TASK: Check every line of the material below for the string "Schule", and return the ones that have it.

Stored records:
.....

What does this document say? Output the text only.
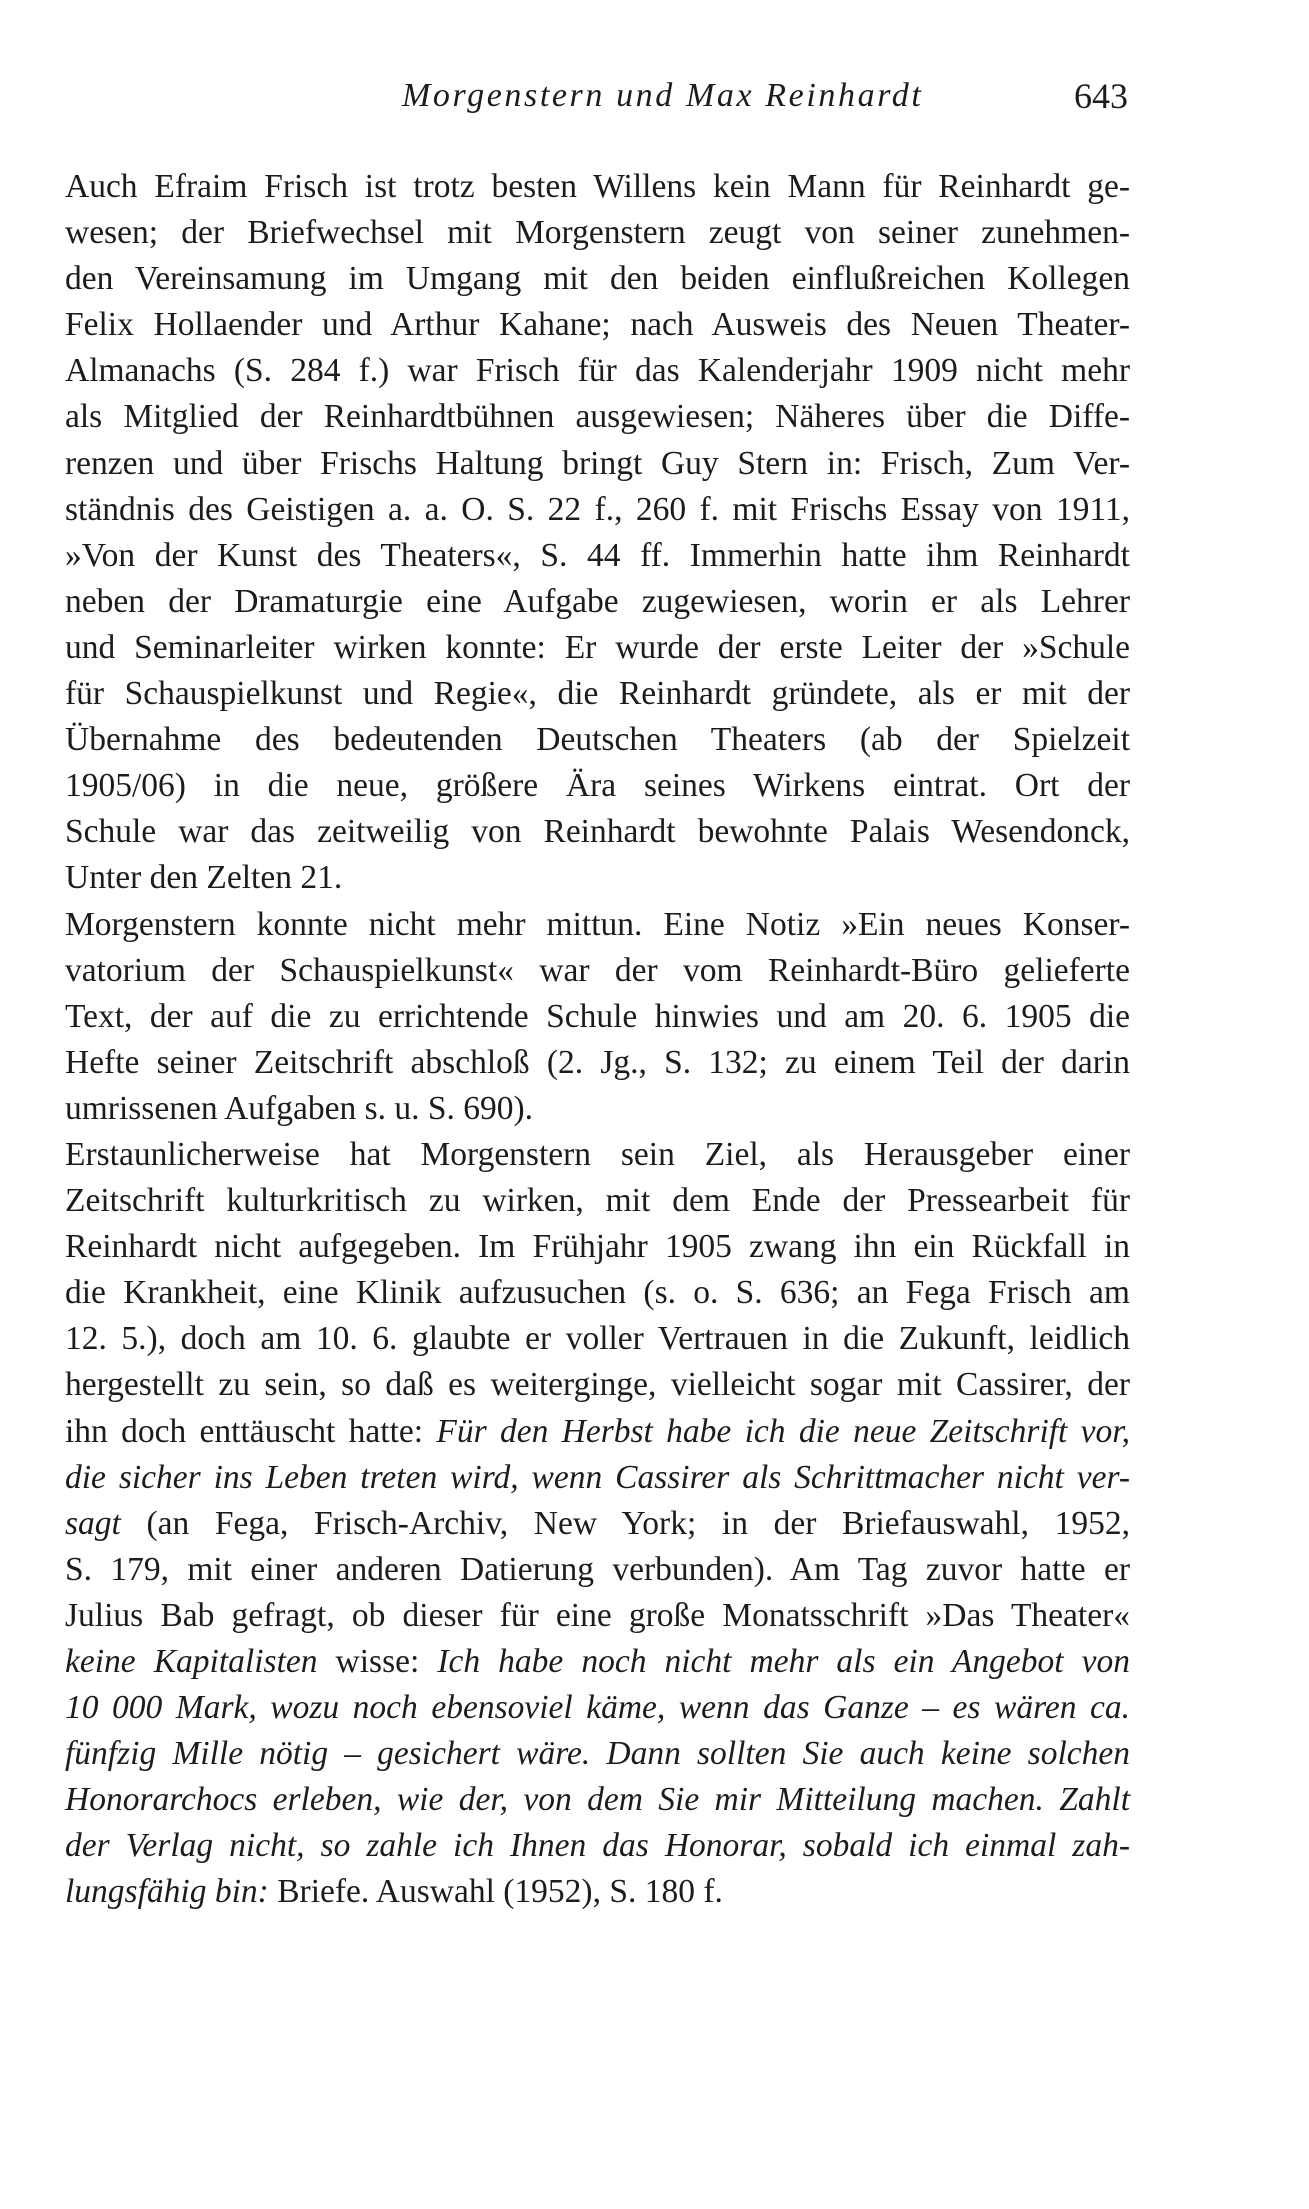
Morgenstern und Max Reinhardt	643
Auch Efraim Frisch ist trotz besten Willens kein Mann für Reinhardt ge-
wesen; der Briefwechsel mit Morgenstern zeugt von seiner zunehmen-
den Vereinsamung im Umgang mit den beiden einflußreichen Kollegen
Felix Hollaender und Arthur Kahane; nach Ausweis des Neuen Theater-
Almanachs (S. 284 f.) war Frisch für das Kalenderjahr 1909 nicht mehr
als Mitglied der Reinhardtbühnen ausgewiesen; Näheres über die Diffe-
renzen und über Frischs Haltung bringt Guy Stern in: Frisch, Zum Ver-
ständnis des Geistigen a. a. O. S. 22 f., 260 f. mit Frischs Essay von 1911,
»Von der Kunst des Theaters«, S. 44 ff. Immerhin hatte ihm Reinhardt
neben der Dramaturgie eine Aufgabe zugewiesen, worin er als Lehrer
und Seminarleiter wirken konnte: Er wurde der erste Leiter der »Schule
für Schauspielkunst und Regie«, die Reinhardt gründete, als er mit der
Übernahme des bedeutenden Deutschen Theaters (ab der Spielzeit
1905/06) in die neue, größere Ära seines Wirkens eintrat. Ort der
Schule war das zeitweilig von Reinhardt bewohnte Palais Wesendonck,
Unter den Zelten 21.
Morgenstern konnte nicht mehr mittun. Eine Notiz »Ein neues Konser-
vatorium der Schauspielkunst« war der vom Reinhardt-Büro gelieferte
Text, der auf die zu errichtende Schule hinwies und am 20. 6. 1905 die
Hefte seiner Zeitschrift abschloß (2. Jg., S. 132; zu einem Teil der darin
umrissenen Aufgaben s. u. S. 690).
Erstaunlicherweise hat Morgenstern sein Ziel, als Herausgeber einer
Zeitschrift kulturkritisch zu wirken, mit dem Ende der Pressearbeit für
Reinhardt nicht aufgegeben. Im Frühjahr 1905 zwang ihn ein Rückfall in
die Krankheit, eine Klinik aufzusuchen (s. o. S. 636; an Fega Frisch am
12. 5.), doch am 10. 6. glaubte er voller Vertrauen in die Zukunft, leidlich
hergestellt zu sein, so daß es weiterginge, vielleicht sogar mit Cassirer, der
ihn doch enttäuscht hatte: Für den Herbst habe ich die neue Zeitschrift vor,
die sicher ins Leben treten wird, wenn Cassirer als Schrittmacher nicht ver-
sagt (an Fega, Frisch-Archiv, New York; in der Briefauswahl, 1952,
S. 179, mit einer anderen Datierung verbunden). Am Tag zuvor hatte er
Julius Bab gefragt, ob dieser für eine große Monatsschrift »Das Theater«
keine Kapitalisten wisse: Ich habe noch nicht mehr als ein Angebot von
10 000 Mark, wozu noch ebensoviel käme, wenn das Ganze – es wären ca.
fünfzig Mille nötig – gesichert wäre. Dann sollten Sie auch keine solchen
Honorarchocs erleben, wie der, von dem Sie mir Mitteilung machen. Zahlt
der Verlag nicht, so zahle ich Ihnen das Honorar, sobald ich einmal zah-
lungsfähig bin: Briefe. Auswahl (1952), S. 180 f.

.....

EXERCISE RESULT:
und Seminarleiter wirken konnte: Er wurde der erste Leiter der »Schule
Schule war das zeitweilig von Reinhardt bewohnte Palais Wesendonck,
Text, der auf die zu errichtende Schule hinwies und am 20. 6. 1905 die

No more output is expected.